### AIM
Write out all of the data exactly as it appears.

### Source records

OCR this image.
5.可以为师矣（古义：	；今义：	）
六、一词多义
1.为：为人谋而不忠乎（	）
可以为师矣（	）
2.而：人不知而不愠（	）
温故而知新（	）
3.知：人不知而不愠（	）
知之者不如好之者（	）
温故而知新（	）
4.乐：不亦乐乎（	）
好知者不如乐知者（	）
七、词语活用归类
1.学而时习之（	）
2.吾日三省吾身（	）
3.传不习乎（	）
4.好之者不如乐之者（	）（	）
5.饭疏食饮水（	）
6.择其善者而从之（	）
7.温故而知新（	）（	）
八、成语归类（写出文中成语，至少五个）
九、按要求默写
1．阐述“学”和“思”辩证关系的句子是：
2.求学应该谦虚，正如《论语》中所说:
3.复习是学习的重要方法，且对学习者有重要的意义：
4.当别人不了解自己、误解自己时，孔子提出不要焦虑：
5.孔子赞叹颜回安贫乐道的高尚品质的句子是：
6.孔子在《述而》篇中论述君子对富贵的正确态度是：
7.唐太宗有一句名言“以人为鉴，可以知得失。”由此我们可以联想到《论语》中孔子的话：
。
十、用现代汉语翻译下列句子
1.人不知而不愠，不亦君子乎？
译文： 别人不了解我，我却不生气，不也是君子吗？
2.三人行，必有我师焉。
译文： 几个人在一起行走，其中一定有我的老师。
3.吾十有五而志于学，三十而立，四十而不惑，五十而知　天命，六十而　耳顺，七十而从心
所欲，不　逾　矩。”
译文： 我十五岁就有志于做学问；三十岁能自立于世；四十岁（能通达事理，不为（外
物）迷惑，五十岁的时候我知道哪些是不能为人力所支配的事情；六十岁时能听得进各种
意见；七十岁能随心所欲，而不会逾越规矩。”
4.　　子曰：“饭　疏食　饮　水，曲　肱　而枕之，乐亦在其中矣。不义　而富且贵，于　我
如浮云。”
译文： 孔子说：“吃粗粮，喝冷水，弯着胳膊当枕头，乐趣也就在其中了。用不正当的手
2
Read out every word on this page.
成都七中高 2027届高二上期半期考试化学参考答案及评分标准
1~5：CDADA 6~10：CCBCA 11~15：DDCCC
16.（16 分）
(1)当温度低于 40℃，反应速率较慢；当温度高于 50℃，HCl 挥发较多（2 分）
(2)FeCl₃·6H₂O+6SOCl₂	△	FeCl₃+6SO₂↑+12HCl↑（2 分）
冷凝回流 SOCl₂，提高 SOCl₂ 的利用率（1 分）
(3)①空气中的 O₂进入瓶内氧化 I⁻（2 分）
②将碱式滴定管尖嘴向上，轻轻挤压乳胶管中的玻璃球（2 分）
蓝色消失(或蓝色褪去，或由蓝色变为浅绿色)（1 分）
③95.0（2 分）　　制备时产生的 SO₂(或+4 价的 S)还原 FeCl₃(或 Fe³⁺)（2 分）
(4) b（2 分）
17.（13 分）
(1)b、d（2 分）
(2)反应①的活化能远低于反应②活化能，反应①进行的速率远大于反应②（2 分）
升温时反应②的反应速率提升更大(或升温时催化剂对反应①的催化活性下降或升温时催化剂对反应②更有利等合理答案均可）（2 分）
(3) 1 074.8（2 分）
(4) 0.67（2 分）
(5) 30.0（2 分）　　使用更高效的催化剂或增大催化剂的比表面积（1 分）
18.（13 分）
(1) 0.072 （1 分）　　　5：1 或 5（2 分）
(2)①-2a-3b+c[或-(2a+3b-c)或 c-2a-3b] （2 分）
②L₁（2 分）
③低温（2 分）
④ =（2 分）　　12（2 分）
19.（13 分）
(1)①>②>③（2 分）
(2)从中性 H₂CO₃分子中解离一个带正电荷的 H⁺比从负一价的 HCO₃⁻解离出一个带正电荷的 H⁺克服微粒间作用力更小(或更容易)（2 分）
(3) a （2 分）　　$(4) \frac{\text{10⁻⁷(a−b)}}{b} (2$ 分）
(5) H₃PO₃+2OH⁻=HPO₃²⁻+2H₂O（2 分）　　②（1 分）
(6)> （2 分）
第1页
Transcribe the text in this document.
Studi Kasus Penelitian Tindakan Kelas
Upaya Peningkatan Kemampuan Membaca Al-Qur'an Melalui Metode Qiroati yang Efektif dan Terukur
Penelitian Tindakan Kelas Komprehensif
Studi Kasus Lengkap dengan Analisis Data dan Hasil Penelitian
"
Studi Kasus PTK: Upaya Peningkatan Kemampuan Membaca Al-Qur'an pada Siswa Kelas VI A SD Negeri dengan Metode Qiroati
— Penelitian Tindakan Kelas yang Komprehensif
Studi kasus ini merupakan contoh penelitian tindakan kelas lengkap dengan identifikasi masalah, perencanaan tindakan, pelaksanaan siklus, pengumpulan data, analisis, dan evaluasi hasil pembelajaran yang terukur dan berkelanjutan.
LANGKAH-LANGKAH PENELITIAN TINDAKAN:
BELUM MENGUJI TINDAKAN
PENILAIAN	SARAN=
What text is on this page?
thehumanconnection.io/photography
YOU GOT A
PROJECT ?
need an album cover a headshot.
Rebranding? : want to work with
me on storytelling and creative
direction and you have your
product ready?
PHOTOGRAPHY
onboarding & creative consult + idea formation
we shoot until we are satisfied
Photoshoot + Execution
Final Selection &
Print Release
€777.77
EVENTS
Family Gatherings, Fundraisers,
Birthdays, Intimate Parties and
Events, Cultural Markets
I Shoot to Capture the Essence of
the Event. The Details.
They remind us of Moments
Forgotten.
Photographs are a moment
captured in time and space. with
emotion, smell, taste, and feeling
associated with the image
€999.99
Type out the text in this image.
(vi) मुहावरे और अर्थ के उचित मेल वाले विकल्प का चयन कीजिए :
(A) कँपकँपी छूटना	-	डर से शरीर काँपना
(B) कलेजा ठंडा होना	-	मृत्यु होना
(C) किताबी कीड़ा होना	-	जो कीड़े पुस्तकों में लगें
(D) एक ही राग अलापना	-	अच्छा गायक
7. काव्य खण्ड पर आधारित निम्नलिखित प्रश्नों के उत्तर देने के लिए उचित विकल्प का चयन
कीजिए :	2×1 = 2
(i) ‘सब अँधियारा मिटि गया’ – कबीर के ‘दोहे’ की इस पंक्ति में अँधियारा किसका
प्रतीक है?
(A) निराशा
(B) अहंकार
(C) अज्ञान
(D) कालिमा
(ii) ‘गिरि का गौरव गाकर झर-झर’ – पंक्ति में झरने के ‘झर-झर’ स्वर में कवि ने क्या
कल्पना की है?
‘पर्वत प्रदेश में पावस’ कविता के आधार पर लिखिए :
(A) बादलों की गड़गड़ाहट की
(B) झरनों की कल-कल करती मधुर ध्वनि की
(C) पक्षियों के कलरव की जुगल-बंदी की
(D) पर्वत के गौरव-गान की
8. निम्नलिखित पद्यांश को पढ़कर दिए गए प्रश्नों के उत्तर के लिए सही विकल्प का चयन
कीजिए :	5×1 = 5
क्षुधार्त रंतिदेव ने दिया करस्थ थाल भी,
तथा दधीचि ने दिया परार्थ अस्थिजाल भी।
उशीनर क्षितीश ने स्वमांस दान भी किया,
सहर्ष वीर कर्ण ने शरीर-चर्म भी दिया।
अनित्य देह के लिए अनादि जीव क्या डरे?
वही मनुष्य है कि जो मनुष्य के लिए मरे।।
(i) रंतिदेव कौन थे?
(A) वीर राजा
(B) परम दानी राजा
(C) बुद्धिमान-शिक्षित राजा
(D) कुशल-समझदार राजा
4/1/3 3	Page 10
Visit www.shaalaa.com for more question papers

### OUTPUT
OCR this image.
5.可以为师矣（古义：	；今义：	）
六、一词多义
1.为：为人谋而不忠乎（	）
可以为师矣（	）
2.而：人不知而不愠（	）
温故而知新（	）
3.知：人不知而不愠（	）
知之者不如好之者（	）
温故而知新（	）
4.乐：不亦乐乎（	）
好知者不如乐知者（	）
七、词语活用归类
1.学而时习之（	）
2.吾日三省吾身（	）
3.传不习乎（	）
4.好之者不如乐之者（	）（	）
5.饭疏食饮水（	）
6.择其善者而从之（	）
7.温故而知新（	）（	）
八、成语归类（写出文中成语，至少五个）
九、按要求默写
1．阐述“学”和“思”辩证关系的句子是：
2.求学应该谦虚，正如《论语》中所说:
3.复习是学习的重要方法，且对学习者有重要的意义：
4.当别人不了解自己、误解自己时，孔子提出不要焦虑：
5.孔子赞叹颜回安贫乐道的高尚品质的句子是：
6.孔子在《述而》篇中论述君子对富贵的正确态度是：
7.唐太宗有一句名言“以人为鉴，可以知得失。”由此我们可以联想到《论语》中孔子的话：
。
十、用现代汉语翻译下列句子
1.人不知而不愠，不亦君子乎？
译文： 别人不了解我，我却不生气，不也是君子吗？
2.三人行，必有我师焉。
译文： 几个人在一起行走，其中一定有我的老师。
3.吾十有五而志于学，三十而立，四十而不惑，五十而知　天命，六十而　耳顺，七十而从心
所欲，不　逾　矩。”
译文： 我十五岁就有志于做学问；三十岁能自立于世；四十岁（能通达事理，不为（外
物）迷惑，五十岁的时候我知道哪些是不能为人力所支配的事情；六十岁时能听得进各种
意见；七十岁能随心所欲，而不会逾越规矩。”
4.　　子曰：“饭　疏食　饮　水，曲　肱　而枕之，乐亦在其中矣。不义　而富且贵，于　我
如浮云。”
译文： 孔子说：“吃粗粮，喝冷水，弯着胳膊当枕头，乐趣也就在其中了。用不正当的手
2
Read out every word on this page.
成都七中高 2027届高二上期半期考试化学参考答案及评分标准
1~5：CDADA 6~10：CCBCA 11~15：DDCCC
16.（16 分）
(1)当温度低于 40℃，反应速率较慢；当温度高于 50℃，HCl 挥发较多（2 分）
(2)FeCl₃·6H₂O+6SOCl₂	△	FeCl₃+6SO₂↑+12HCl↑（2 分）
冷凝回流 SOCl₂，提高 SOCl₂ 的利用率（1 分）
(3)①空气中的 O₂进入瓶内氧化 I⁻（2 分）
②将碱式滴定管尖嘴向上，轻轻挤压乳胶管中的玻璃球（2 分）
蓝色消失(或蓝色褪去，或由蓝色变为浅绿色)（1 分）
③95.0（2 分）　　制备时产生的 SO₂(或+4 价的 S)还原 FeCl₃(或 Fe³⁺)（2 分）
(4) b（2 分）
17.（13 分）
(1)b、d（2 分）
(2)反应①的活化能远低于反应②活化能，反应①进行的速率远大于反应②（2 分）
升温时反应②的反应速率提升更大(或升温时催化剂对反应①的催化活性下降或升温时催化剂对反应②更有利等合理答案均可）（2 分）
(3) 1 074.8（2 分）
(4) 0.67（2 分）
(5) 30.0（2 分）　　使用更高效的催化剂或增大催化剂的比表面积（1 分）
18.（13 分）
(1) 0.072 （1 分）　　　5：1 或 5（2 分）
(2)①-2a-3b+c[或-(2a+3b-c)或 c-2a-3b] （2 分）
②L₁（2 分）
③低温（2 分）
④ =（2 分）　　12（2 分）
19.（13 分）
(1)①>②>③（2 分）
(2)从中性 H₂CO₃分子中解离一个带正电荷的 H⁺比从负一价的 HCO₃⁻解离出一个带正电荷的 H⁺克服微粒间作用力更小(或更容易)（2 分）
(3) a （2 分）　　$(4) \frac{\text{10⁻⁷(a−b)}}{b} (2$ 分）
(5) H₃PO₃+2OH⁻=HPO₃²⁻+2H₂O（2 分）　　②（1 分）
(6)> （2 分）
第1页
Transcribe the text in this document.
Studi Kasus Penelitian Tindakan Kelas
Upaya Peningkatan Kemampuan Membaca Al-Qur'an Melalui Metode Qiroati yang Efektif dan Terukur
Penelitian Tindakan Kelas Komprehensif
Studi Kasus Lengkap dengan Analisis Data dan Hasil Penelitian
"
Studi Kasus PTK: Upaya Peningkatan Kemampuan Membaca Al-Qur'an pada Siswa Kelas VI A SD Negeri dengan Metode Qiroati
— Penelitian Tindakan Kelas yang Komprehensif
Studi kasus ini merupakan contoh penelitian tindakan kelas lengkap dengan identifikasi masalah, perencanaan tindakan, pelaksanaan siklus, pengumpulan data, analisis, dan evaluasi hasil pembelajaran yang terukur dan berkelanjutan.
LANGKAH-LANGKAH PENELITIAN TINDAKAN:
BELUM MENGUJI TINDAKAN
PENILAIAN	SARAN=
What text is on this page?
thehumanconnection.io/photography
YOU GOT A
PROJECT ?
need an album cover a headshot.
Rebranding? : want to work with
me on storytelling and creative
direction and you have your
product ready?
PHOTOGRAPHY
onboarding & creative consult + idea formation
we shoot until we are satisfied
Photoshoot + Execution
Final Selection &
Print Release
€777.77
EVENTS
Family Gatherings, Fundraisers,
Birthdays, Intimate Parties and
Events, Cultural Markets
I Shoot to Capture the Essence of
the Event. The Details.
They remind us of Moments
Forgotten.
Photographs are a moment
captured in time and space. with
emotion, smell, taste, and feeling
associated with the image
€999.99
Type out the text in this image.
(vi) मुहावरे और अर्थ के उचित मेल वाले विकल्प का चयन कीजिए :
(A) कँपकँपी छूटना	-	डर से शरीर काँपना
(B) कलेजा ठंडा होना	-	मृत्यु होना
(C) किताबी कीड़ा होना	-	जो कीड़े पुस्तकों में लगें
(D) एक ही राग अलापना	-	अच्छा गायक
7. काव्य खण्ड पर आधारित निम्नलिखित प्रश्नों के उत्तर देने के लिए उचित विकल्प का चयन
कीजिए :	2×1 = 2
(i) ‘सब अँधियारा मिटि गया’ – कबीर के ‘दोहे’ की इस पंक्ति में अँधियारा किसका
प्रतीक है?
(A) निराशा
(B) अहंकार
(C) अज्ञान
(D) कालिमा
(ii) ‘गिरि का गौरव गाकर झर-झर’ – पंक्ति में झरने के ‘झर-झर’ स्वर में कवि ने क्या
कल्पना की है?
‘पर्वत प्रदेश में पावस’ कविता के आधार पर लिखिए :
(A) बादलों की गड़गड़ाहट की
(B) झरनों की कल-कल करती मधुर ध्वनि की
(C) पक्षियों के कलरव की जुगल-बंदी की
(D) पर्वत के गौरव-गान की
8. निम्नलिखित पद्यांश को पढ़कर दिए गए प्रश्नों के उत्तर के लिए सही विकल्प का चयन
कीजिए :	5×1 = 5
क्षुधार्त रंतिदेव ने दिया करस्थ थाल भी,
तथा दधीचि ने दिया परार्थ अस्थिजाल भी।
उशीनर क्षितीश ने स्वमांस दान भी किया,
सहर्ष वीर कर्ण ने शरीर-चर्म भी दिया।
अनित्य देह के लिए अनादि जीव क्या डरे?
वही मनुष्य है कि जो मनुष्य के लिए मरे।।
(i) रंतिदेव कौन थे?
(A) वीर राजा
(B) परम दानी राजा
(C) बुद्धिमान-शिक्षित राजा
(D) कुशल-समझदार राजा
4/1/3 3	Page 10
Visit www.shaalaa.com for more question papers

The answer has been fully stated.